═══ TEXTO DA PÁGINA ═══

Paraná tem os melhores índices do Brasil em transplante de órgãos

Vinicius Cordeiro


O Paraná é o estado recordista em transplantes de órgãos no Brasil em 2018. Foram 90,9 transplantes por milhão de população (pmp). Na sequência, aparecem Pernambuco seguido à distância por Pernambuco, com 69,2 pmp, e São Paulo, 67,4 pmp.

Os dados são da Associação Brasileira de Transplantes de Órgãos (ABTO) e foram divulgados na revista Registro Brasileiro de Transplantes.

Além disso, o estudo mostra que o país teve uma taxa média de doadores em 17 pmp, sendo que o Paraná fechou o ano com índice de 47,7 doadores pmp. Já nos dois primeiros meses de 2019, o estado já alcançou a marca de 47,2 doadores pmp.

CENÁRIO NACIONAL

A região Sul, com 35,9 doadores pmp, obteve uma taxa duas vezes superior à do Brasil (17,0 pmp) e do Sudeste (18,3 pmp).

Em contrapartida, a região Norte, que havia crescido de 0,6 doadores pmp em 2008 para 3,7 pmp em 2012, estagnou nos últimos anos numa taxa cinco vezes inferior à média do Brasil.

De acordo com a International Registry on Organ Donation and Transplantation (IRODAT 2017), o país é o segundo país do mundo em número de transplantes, ficando atrás dos Estados Unidos.

═══ TRECHOS DAS ENTRADAS ═══

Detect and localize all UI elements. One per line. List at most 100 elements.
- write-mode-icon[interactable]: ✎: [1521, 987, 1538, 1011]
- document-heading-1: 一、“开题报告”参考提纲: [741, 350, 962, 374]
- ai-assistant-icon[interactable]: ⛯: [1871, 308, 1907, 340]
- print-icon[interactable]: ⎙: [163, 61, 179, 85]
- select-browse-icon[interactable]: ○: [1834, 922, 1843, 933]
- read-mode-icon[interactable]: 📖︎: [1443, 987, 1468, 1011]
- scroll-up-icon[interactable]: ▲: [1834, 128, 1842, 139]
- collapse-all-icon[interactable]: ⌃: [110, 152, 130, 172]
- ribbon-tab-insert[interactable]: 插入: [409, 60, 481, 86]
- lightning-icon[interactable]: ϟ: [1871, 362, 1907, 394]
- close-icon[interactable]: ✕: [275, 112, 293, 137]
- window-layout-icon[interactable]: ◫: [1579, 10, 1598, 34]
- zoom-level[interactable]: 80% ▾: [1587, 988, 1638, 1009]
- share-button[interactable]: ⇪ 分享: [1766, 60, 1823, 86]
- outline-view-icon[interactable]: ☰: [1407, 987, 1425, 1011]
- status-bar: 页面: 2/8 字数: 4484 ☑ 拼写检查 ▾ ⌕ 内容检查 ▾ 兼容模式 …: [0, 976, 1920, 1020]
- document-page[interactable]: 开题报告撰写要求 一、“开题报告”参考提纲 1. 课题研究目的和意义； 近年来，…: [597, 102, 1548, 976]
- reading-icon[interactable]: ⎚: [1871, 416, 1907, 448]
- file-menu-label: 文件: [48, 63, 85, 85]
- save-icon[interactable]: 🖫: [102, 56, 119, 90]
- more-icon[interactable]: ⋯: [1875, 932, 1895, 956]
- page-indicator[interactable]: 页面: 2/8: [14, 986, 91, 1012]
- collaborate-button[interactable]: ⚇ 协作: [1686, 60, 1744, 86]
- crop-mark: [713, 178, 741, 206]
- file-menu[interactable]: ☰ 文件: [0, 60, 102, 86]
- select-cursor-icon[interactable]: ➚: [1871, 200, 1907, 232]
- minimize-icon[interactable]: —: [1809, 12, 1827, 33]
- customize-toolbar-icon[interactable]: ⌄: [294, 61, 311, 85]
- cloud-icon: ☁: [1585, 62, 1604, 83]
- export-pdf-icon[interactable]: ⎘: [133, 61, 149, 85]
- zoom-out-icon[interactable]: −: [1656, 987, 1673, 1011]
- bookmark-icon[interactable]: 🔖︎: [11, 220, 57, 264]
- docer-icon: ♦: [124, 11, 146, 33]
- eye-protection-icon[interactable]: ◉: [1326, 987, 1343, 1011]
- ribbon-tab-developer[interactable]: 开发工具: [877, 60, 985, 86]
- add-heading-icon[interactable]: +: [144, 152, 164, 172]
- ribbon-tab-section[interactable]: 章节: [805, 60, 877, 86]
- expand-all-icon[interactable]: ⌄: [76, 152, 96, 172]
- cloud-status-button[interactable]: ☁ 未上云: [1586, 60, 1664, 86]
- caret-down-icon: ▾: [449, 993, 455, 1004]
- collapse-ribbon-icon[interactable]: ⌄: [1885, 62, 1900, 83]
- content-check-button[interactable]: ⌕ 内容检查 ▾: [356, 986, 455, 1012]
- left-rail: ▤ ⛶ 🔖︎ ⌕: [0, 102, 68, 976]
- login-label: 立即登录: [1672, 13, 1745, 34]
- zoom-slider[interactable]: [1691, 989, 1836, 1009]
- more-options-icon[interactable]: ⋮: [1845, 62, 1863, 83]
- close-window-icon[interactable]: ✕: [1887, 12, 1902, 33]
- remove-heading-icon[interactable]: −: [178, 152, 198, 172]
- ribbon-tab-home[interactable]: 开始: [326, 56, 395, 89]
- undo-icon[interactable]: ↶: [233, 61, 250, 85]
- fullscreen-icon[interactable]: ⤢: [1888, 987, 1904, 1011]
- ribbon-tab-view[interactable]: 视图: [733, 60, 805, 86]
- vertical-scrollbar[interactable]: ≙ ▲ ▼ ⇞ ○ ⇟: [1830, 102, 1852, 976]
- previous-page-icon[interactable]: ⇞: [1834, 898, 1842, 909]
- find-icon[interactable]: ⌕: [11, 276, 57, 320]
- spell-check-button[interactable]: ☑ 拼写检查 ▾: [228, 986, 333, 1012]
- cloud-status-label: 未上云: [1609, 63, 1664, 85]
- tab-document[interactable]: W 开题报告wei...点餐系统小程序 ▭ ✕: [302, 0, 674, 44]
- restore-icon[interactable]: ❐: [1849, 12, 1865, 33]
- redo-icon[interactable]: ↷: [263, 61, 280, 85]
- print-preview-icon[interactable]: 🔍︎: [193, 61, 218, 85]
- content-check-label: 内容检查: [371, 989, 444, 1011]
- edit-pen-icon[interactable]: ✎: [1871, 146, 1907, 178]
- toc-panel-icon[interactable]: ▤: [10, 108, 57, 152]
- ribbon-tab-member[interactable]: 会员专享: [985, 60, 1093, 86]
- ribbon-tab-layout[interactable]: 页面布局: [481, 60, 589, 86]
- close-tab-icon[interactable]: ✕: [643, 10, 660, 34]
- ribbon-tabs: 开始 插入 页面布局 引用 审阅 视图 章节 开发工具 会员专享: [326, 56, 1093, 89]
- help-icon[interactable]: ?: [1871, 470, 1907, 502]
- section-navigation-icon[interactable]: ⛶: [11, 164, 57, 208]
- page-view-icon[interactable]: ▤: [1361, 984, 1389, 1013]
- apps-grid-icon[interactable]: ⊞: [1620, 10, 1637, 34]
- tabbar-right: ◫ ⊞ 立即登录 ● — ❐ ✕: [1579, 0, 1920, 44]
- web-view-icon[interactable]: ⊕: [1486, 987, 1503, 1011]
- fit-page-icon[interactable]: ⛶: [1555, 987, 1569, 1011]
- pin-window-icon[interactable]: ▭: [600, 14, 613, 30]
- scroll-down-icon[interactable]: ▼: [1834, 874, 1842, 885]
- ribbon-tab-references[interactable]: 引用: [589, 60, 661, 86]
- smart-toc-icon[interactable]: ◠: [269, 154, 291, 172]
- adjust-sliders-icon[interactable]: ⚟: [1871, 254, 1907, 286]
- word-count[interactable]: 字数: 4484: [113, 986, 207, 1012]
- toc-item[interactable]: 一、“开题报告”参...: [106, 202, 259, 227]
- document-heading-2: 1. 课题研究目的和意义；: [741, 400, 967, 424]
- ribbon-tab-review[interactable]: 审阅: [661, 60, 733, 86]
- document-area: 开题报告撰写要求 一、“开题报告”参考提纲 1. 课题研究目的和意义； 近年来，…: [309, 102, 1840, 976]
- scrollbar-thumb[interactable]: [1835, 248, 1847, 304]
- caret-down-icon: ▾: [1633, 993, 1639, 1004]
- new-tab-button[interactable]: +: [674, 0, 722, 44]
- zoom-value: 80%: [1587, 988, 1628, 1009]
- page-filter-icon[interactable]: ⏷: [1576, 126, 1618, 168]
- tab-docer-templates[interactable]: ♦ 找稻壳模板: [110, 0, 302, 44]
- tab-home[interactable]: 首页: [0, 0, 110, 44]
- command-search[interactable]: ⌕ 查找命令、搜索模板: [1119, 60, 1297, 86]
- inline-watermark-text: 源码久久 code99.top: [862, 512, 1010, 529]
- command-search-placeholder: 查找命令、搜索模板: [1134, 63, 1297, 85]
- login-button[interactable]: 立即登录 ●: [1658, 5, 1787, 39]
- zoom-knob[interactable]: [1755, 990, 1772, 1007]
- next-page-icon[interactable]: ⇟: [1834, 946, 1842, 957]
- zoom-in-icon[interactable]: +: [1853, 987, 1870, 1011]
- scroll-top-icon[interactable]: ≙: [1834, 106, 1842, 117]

═══

INSTRUÇÕES DAS TAREFAS:
[1] De acordo com o texto sobre transplantes de órgãos no Paraná, qual foi a taxa de doadores por milhão de população da região Sul?
[2] Traduza para o inglês esta frase do texto sobre transplantes de órgãos no Paraná: "Os dados são da Associação Brasileira de Transplantes de Órgãos (ABTO) e foram divulgados na revista Registro Brasileiro de Transplantes."
[3] Dê seguimento ao texto sobre transplantes de órgãos no Paraná, partindo do último parágrafo.

RESPOSTAS ESPERADAS:
[1] 35,9 doadores por milhão de população.

[2] The data come from the Brazilian Association of Organ Transplants (ABTO) and were published in the magazine Registro Brasileiro de Transplantes.

[3]
AUTORIZAÇÕES

O Paraná é destaque também no número de autorizações dos familiares – doações só acontecem com o aval dos parentes. Neste caso, os dados coletados são referentes a “não autorização dos familiares”. No Brasil, essa taxa ficou em 43% dos casos no Brasil. A meta nacional é ficar abaixo dos 35%, número alcançado apenas Santa Catarina, com 33%, e Paraná, com 27%. O último ainda chegou a marca de não ter fila para transplantes de córneas.

ESTRUTURA

“O Paraná tem um serviço bem estruturado e equipes capacitadas e realmente comprometidas com resultados de qualidade”, declarou o secretário da Saúde, Beto Preto.

O estado conta com 16 centros transplantadores de órgãos e 23 equipes atuantes. São sete centros transplantadores de medula, com oito equipes; 25 centros para transplantes de córnea; 23 centros transplantadores de tecido musculoesquelético, seis centros de válvulas cardíacas; cinco bancos de tecidos e seis laboratórios de histocompatibilidade.

Além da sede da Central Estadual de Transplantes (CET) em Curitiba, existem as Organizações de Procura de Órgãos (OPO) em Cascavel, Londrina e Maringá.

1.800 pessoas que aguardam por um transplante no Paraná. Já no Brasil, são mais de 33 mil pessoas.